SET PROBLEM:
Please edit the entries below, changing every "code-line" to "source-line" and leaving everything else as it is.

** START OF STORED ROWS **

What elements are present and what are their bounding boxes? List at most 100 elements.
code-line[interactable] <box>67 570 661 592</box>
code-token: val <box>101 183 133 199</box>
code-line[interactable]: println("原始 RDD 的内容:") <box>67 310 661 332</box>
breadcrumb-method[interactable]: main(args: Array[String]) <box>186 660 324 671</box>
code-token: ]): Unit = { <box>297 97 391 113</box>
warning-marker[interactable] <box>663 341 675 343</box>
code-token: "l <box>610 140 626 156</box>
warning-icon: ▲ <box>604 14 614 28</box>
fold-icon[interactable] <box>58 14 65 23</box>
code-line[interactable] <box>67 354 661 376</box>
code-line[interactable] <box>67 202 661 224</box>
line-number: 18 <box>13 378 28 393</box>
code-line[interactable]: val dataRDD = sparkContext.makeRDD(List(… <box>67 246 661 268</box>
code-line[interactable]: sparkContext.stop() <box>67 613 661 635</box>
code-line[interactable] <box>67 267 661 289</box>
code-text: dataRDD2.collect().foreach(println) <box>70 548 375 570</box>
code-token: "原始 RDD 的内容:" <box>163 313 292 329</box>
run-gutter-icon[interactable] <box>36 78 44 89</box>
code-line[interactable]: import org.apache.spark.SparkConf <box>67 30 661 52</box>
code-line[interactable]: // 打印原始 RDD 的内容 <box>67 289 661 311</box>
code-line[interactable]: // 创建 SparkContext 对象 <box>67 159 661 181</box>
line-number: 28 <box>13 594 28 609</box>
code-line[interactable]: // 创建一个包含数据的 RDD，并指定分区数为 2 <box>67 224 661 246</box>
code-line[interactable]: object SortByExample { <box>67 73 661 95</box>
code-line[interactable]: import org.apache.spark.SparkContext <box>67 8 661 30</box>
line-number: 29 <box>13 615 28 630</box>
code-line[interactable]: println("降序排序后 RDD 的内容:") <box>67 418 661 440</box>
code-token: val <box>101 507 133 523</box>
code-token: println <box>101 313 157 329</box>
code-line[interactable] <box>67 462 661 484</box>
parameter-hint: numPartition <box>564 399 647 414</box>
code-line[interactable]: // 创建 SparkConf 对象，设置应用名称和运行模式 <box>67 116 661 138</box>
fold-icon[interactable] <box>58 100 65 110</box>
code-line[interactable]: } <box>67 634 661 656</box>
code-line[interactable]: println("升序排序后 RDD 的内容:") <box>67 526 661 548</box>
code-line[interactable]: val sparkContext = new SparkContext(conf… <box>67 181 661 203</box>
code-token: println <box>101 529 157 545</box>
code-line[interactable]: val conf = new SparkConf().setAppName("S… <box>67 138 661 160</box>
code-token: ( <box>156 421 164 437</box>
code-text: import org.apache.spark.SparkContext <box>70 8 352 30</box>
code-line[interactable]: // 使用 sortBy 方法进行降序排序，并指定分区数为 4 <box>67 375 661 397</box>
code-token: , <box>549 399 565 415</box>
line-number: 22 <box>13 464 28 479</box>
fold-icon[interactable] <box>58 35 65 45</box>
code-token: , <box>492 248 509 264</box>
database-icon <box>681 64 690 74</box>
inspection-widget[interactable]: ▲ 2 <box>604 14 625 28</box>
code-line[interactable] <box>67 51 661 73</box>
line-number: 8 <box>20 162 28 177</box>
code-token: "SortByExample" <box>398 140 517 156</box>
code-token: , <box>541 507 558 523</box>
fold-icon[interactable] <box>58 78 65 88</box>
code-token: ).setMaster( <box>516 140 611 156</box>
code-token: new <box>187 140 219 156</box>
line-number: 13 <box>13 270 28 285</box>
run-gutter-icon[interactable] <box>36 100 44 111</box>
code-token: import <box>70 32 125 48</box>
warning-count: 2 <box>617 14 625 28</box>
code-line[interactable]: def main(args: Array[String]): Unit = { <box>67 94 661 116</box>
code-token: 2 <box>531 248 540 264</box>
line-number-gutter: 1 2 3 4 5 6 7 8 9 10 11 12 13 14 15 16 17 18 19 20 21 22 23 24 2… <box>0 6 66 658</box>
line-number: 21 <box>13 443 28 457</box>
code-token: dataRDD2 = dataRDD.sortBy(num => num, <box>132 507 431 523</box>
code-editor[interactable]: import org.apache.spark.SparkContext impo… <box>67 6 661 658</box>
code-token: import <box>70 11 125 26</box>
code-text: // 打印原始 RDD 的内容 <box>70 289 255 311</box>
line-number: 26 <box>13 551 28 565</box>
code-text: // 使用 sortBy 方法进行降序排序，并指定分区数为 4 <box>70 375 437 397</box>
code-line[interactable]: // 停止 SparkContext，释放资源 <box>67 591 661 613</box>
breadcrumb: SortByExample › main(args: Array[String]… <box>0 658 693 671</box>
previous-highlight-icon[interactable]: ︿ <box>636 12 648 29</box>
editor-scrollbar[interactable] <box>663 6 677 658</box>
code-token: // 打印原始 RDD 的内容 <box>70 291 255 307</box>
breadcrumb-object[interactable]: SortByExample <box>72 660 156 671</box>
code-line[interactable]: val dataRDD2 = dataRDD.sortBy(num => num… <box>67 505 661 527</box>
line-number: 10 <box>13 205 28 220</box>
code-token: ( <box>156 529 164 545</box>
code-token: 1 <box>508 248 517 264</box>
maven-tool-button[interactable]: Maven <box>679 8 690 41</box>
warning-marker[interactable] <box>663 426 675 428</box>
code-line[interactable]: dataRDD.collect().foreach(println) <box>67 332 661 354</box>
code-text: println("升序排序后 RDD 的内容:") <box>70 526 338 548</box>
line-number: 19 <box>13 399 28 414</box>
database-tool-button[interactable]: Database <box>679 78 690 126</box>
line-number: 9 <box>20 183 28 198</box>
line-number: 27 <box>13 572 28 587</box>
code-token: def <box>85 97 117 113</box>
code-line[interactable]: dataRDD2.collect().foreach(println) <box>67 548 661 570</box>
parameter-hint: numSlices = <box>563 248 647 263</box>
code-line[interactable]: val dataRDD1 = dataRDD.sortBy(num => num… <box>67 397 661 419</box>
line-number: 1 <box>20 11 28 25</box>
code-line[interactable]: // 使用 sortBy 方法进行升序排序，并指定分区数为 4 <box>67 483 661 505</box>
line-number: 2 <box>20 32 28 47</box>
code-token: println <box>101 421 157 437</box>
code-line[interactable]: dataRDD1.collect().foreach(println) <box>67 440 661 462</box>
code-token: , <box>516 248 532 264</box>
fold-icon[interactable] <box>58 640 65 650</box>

** END OF STORED ROWS **

IN RESPONSE:
What elements are present and what are their bounding boxes? List at most 100 elements.
source-line[interactable] <box>67 570 661 592</box>
code-token: val <box>101 183 133 199</box>
source-line[interactable]: println("原始 RDD 的内容:") <box>67 310 661 332</box>
breadcrumb-method[interactable]: main(args: Array[String]) <box>186 660 324 671</box>
code-token: ]): Unit = { <box>297 97 391 113</box>
warning-marker[interactable] <box>663 341 675 343</box>
code-token: "l <box>610 140 626 156</box>
warning-icon: ▲ <box>604 14 614 28</box>
fold-icon[interactable] <box>58 14 65 23</box>
source-line[interactable] <box>67 354 661 376</box>
source-line[interactable] <box>67 202 661 224</box>
line-number: 18 <box>13 378 28 393</box>
source-line[interactable]: val dataRDD = sparkContext.makeRDD(List(… <box>67 246 661 268</box>
source-line[interactable]: sparkContext.stop() <box>67 613 661 635</box>
source-line[interactable] <box>67 267 661 289</box>
code-text: dataRDD2.collect().foreach(println) <box>70 548 375 570</box>
code-token: "原始 RDD 的内容:" <box>163 313 292 329</box>
run-gutter-icon[interactable] <box>36 78 44 89</box>
source-line[interactable]: import org.apache.spark.SparkConf <box>67 30 661 52</box>
source-line[interactable]: // 打印原始 RDD 的内容 <box>67 289 661 311</box>
source-line[interactable]: // 创建 SparkContext 对象 <box>67 159 661 181</box>
line-number: 28 <box>13 594 28 609</box>
source-line[interactable]: // 创建一个包含数据的 RDD，并指定分区数为 2 <box>67 224 661 246</box>
source-line[interactable]: object SortByExample { <box>67 73 661 95</box>
source-line[interactable]: import org.apache.spark.SparkContext <box>67 8 661 30</box>
line-number: 29 <box>13 615 28 630</box>
source-line[interactable]: println("降序排序后 RDD 的内容:") <box>67 418 661 440</box>
code-token: val <box>101 507 133 523</box>
code-token: println <box>101 313 157 329</box>
source-line[interactable] <box>67 462 661 484</box>
parameter-hint: numPartition <box>564 399 647 414</box>
source-line[interactable]: // 创建 SparkConf 对象，设置应用名称和运行模式 <box>67 116 661 138</box>
fold-icon[interactable] <box>58 100 65 110</box>
source-line[interactable]: } <box>67 634 661 656</box>
source-line[interactable]: println("升序排序后 RDD 的内容:") <box>67 526 661 548</box>
source-line[interactable]: val sparkContext = new SparkContext(conf… <box>67 181 661 203</box>
code-token: println <box>101 529 157 545</box>
source-line[interactable]: val conf = new SparkConf().setAppName("S… <box>67 138 661 160</box>
code-token: ( <box>156 421 164 437</box>
code-text: import org.apache.spark.SparkContext <box>70 8 352 30</box>
source-line[interactable]: // 使用 sortBy 方法进行降序排序，并指定分区数为 4 <box>67 375 661 397</box>
code-token: , <box>549 399 565 415</box>
line-number: 22 <box>13 464 28 479</box>
fold-icon[interactable] <box>58 35 65 45</box>
code-token: , <box>492 248 509 264</box>
database-icon <box>681 64 690 74</box>
inspection-widget[interactable]: ▲ 2 <box>604 14 625 28</box>
source-line[interactable] <box>67 51 661 73</box>
line-number: 8 <box>20 162 28 177</box>
code-token: "SortByExample" <box>398 140 517 156</box>
code-token: , <box>541 507 558 523</box>
fold-icon[interactable] <box>58 78 65 88</box>
code-token: ).setMaster( <box>516 140 611 156</box>
code-token: new <box>187 140 219 156</box>
line-number: 13 <box>13 270 28 285</box>
run-gutter-icon[interactable] <box>36 100 44 111</box>
code-token: import <box>70 32 125 48</box>
warning-count: 2 <box>617 14 625 28</box>
source-line[interactable]: def main(args: Array[String]): Unit = { <box>67 94 661 116</box>
code-token: 2 <box>531 248 540 264</box>
line-number-gutter: 1 2 3 4 5 6 7 8 9 10 11 12 13 14 15 16 17 18 19 20 21 22 23 24 2… <box>0 6 66 658</box>
line-number: 21 <box>13 443 28 457</box>
code-token: dataRDD2 = dataRDD.sortBy(num => num, <box>132 507 431 523</box>
code-editor[interactable]: import org.apache.spark.SparkContext impo… <box>67 6 661 658</box>
code-token: import <box>70 11 125 26</box>
code-text: // 打印原始 RDD 的内容 <box>70 289 255 311</box>
line-number: 26 <box>13 551 28 565</box>
code-text: // 使用 sortBy 方法进行降序排序，并指定分区数为 4 <box>70 375 437 397</box>
source-line[interactable]: // 停止 SparkContext，释放资源 <box>67 591 661 613</box>
breadcrumb: SortByExample › main(args: Array[String]… <box>0 658 693 671</box>
previous-highlight-icon[interactable]: ︿ <box>636 12 648 29</box>
editor-scrollbar[interactable] <box>663 6 677 658</box>
code-token: // 打印原始 RDD 的内容 <box>70 291 255 307</box>
breadcrumb-object[interactable]: SortByExample <box>72 660 156 671</box>
source-line[interactable]: val dataRDD2 = dataRDD.sortBy(num => num… <box>67 505 661 527</box>
line-number: 10 <box>13 205 28 220</box>
code-token: ( <box>156 529 164 545</box>
code-token: 1 <box>508 248 517 264</box>
maven-tool-button[interactable]: Maven <box>679 8 690 41</box>
warning-marker[interactable] <box>663 426 675 428</box>
source-line[interactable]: dataRDD.collect().foreach(println) <box>67 332 661 354</box>
code-text: println("升序排序后 RDD 的内容:") <box>70 526 338 548</box>
line-number: 19 <box>13 399 28 414</box>
database-tool-button[interactable]: Database <box>679 78 690 126</box>
line-number: 9 <box>20 183 28 198</box>
line-number: 27 <box>13 572 28 587</box>
code-token: def <box>85 97 117 113</box>
source-line[interactable]: dataRDD2.collect().foreach(println) <box>67 548 661 570</box>
parameter-hint: numSlices = <box>563 248 647 263</box>
source-line[interactable]: val dataRDD1 = dataRDD.sortBy(num => num… <box>67 397 661 419</box>
line-number: 1 <box>20 11 28 25</box>
source-line[interactable]: // 使用 sortBy 方法进行升序排序，并指定分区数为 4 <box>67 483 661 505</box>
line-number: 2 <box>20 32 28 47</box>
code-token: println <box>101 421 157 437</box>
source-line[interactable]: dataRDD1.collect().foreach(println) <box>67 440 661 462</box>
code-token: , <box>516 248 532 264</box>
fold-icon[interactable] <box>58 640 65 650</box>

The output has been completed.